Entries provided:

——————————

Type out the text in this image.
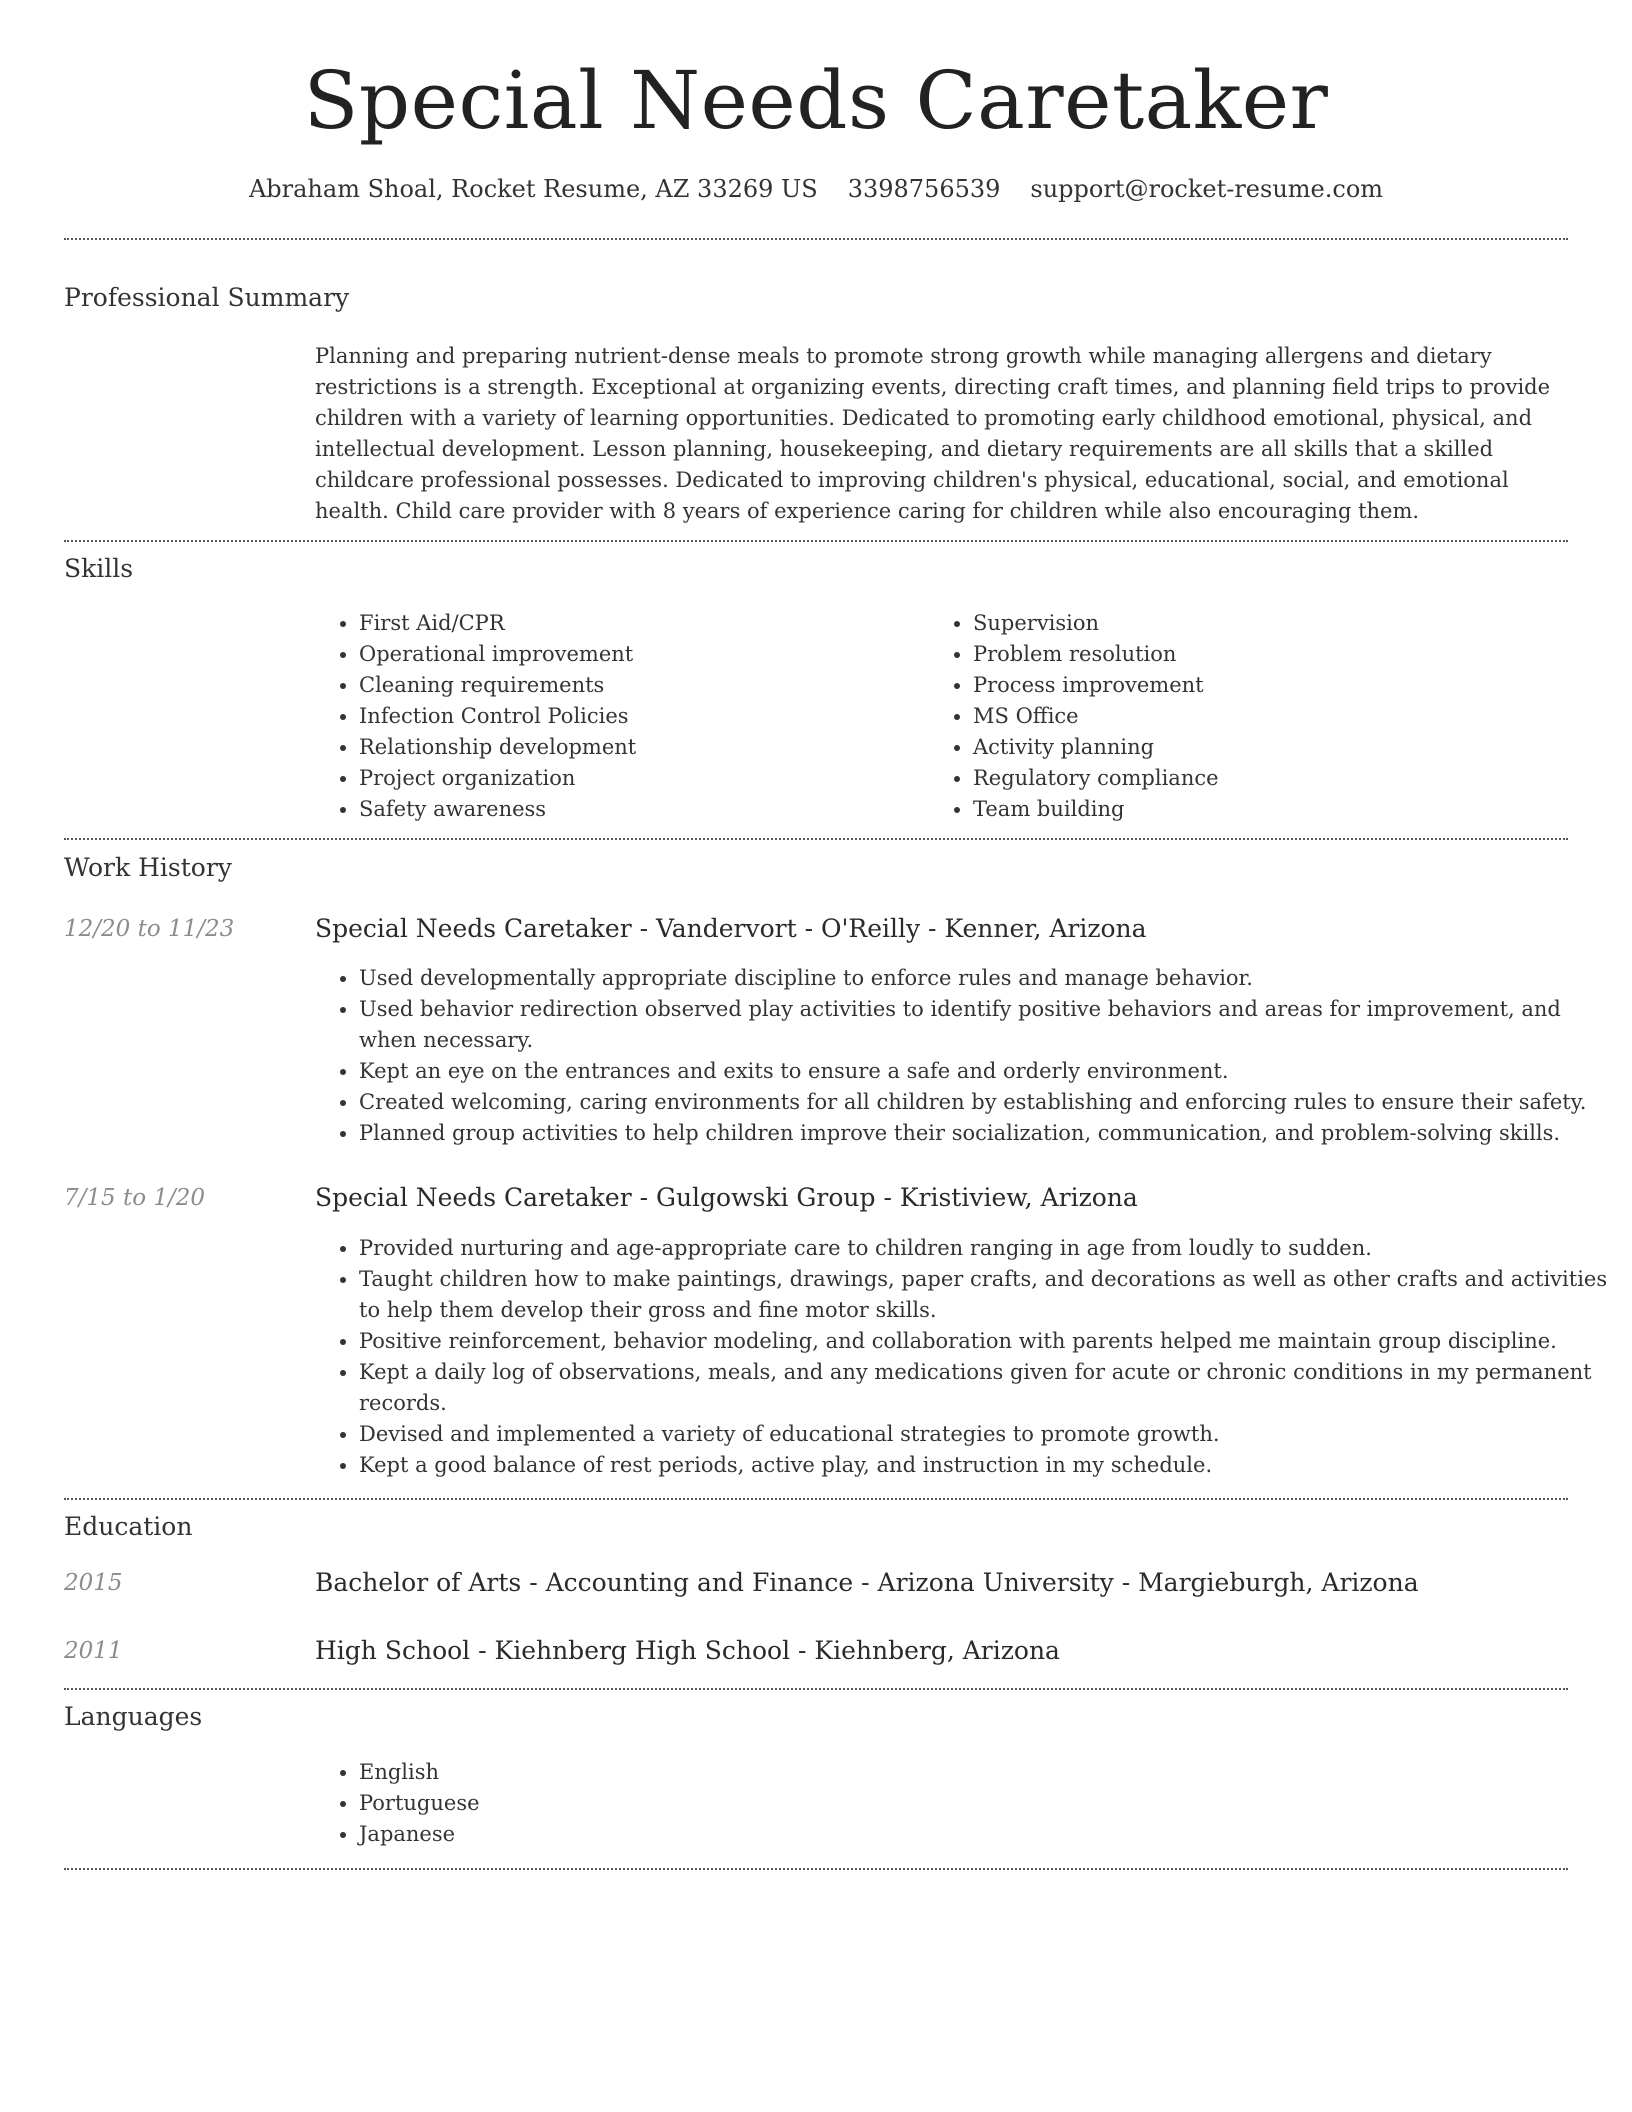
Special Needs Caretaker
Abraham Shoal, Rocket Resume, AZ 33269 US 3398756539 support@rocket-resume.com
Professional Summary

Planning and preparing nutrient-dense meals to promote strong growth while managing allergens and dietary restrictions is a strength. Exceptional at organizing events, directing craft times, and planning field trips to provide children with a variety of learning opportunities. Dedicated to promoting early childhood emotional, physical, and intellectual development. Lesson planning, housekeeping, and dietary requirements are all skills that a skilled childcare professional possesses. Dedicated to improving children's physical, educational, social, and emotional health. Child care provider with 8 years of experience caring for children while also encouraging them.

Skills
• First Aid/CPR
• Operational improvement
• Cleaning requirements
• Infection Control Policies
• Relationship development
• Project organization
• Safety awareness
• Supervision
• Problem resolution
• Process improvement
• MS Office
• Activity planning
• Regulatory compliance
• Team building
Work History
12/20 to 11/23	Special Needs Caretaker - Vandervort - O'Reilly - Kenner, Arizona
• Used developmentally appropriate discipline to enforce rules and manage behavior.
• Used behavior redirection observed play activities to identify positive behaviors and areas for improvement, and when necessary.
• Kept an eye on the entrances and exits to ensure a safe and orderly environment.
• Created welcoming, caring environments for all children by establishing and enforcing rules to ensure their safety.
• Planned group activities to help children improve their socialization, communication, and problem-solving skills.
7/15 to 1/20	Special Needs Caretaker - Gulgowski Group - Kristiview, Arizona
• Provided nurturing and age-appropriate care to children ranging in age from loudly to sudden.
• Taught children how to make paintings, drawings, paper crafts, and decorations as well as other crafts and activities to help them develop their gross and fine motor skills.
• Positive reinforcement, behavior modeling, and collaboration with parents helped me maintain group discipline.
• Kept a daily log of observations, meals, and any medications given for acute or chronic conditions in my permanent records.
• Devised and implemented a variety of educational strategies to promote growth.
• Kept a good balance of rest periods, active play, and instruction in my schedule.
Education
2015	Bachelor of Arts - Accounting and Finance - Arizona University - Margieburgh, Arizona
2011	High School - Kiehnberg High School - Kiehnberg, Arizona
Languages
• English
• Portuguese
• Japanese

——————————

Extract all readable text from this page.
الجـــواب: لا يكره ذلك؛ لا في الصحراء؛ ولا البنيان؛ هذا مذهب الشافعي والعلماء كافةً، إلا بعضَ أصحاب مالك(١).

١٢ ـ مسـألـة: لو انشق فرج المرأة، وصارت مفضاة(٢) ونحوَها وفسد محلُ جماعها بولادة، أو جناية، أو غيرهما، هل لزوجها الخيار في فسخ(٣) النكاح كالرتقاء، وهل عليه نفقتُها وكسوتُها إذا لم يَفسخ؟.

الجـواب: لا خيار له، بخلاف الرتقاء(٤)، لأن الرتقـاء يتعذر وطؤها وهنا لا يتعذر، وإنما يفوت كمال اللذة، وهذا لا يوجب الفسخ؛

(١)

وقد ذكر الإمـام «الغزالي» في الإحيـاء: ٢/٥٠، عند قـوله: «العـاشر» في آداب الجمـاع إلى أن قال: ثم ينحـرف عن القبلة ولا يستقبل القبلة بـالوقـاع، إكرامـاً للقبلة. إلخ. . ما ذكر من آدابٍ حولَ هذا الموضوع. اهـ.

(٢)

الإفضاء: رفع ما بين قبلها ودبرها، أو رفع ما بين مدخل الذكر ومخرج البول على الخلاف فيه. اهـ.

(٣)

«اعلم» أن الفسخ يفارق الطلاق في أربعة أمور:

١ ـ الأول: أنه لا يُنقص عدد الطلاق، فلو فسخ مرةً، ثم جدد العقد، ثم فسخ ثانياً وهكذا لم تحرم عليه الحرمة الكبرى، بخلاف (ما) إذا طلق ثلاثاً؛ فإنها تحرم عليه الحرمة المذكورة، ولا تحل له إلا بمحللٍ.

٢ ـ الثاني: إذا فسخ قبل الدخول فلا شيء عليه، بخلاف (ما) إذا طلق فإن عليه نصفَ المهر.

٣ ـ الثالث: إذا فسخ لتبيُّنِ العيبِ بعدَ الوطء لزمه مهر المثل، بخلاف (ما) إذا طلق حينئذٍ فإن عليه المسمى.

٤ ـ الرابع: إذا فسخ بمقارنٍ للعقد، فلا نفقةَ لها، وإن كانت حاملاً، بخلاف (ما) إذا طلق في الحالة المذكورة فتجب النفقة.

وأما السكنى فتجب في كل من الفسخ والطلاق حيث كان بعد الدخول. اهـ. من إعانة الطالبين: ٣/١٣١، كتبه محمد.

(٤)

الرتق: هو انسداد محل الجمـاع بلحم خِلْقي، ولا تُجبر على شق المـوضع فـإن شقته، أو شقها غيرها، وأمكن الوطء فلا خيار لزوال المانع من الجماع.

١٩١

——————————

Set problem:
Take every line from the records above that has the word "this" and copy it.

Solution to the exercise:
Type out the text in this image.
Extract all readable text from this page.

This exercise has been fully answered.